-------- PROVIDED INFORMATION

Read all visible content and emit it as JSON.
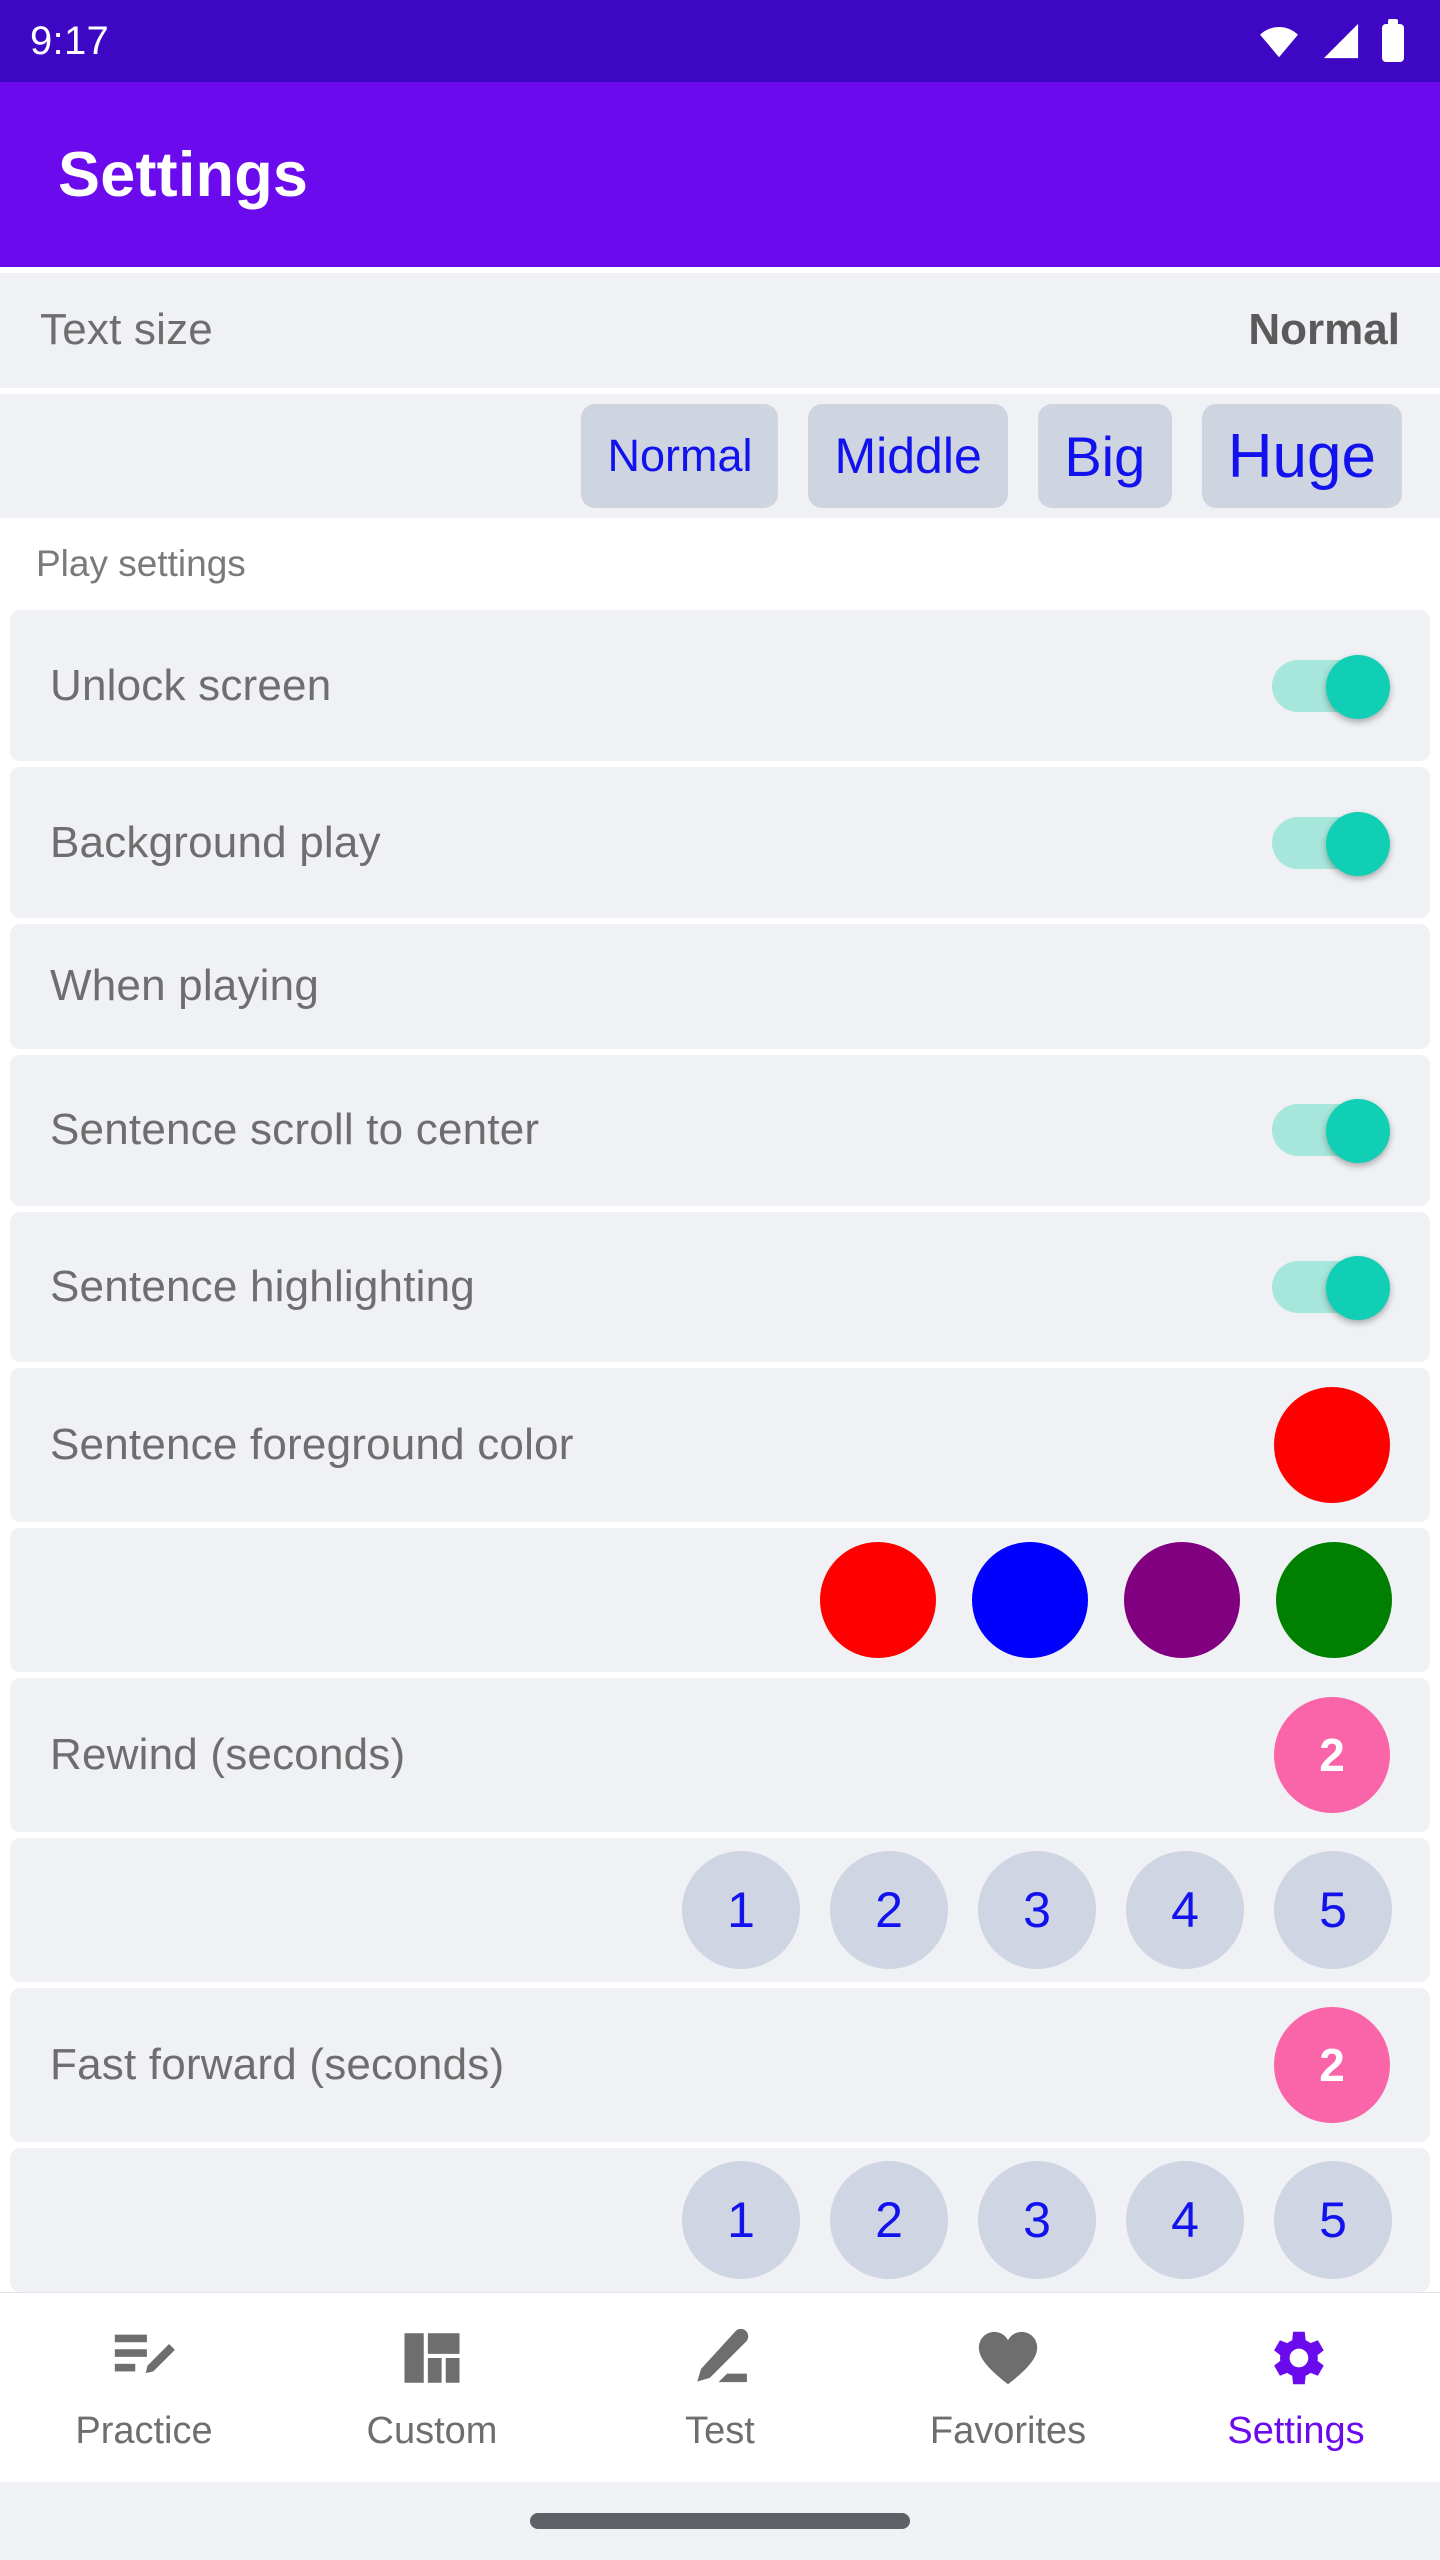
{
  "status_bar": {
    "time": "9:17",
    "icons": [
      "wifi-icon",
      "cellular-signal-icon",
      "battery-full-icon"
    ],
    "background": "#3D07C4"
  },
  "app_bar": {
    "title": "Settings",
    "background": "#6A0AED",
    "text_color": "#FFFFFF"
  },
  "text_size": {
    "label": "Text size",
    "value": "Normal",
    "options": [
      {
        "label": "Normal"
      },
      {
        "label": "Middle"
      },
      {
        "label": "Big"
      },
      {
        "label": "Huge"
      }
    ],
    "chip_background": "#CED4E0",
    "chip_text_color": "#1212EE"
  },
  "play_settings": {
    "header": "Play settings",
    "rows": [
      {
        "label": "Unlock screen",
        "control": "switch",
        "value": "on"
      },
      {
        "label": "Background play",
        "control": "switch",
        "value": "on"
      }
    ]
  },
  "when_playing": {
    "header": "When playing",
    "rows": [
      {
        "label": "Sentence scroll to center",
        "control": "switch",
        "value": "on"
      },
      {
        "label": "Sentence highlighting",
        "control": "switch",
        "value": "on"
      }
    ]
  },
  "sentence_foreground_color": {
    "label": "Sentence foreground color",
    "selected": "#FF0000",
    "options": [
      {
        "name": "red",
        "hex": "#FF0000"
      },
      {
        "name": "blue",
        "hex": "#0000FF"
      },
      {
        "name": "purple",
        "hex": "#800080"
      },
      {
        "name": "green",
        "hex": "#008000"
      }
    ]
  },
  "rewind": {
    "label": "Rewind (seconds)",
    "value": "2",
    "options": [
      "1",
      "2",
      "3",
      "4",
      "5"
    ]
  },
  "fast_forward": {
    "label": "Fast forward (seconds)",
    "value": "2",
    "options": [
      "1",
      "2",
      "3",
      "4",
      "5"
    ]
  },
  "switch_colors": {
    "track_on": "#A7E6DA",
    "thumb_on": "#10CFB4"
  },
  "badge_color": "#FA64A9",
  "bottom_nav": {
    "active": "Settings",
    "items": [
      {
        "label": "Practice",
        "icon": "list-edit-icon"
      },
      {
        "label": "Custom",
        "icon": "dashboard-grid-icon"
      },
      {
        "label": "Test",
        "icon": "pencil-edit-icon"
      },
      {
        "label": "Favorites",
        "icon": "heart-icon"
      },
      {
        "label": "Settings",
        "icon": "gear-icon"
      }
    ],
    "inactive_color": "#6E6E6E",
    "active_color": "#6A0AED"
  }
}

----------------

Show the lines of the data that hold the word "header".

= RESULT OF THE TASK =
    "header": "Play settings",
    "header": "When playing",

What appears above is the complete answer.